> JOB
Give back the records below exactly, every one, with no pictures.
----------------
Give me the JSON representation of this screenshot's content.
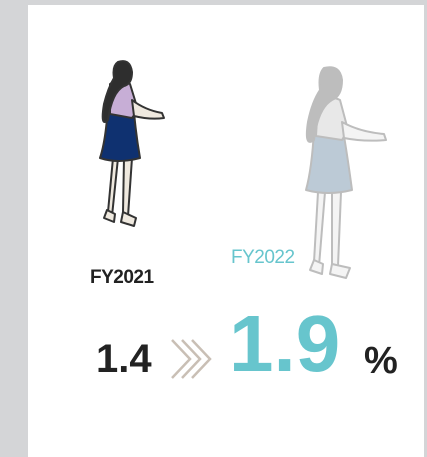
{
  "fy2021": {
    "label": "FY2021",
    "value": 1.4
  },
  "fy2022": {
    "label": "FY2022",
    "value": 1.9
  },
  "unit": "%"
}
----------------
> COMPLETE OUTPUT
Give me the JSON representation of this screenshot's content.
{
  "fy2021": {
    "label": "FY2021",
    "value": 1.4
  },
  "fy2022": {
    "label": "FY2022",
    "value": 1.9
  },
  "unit": "%"
}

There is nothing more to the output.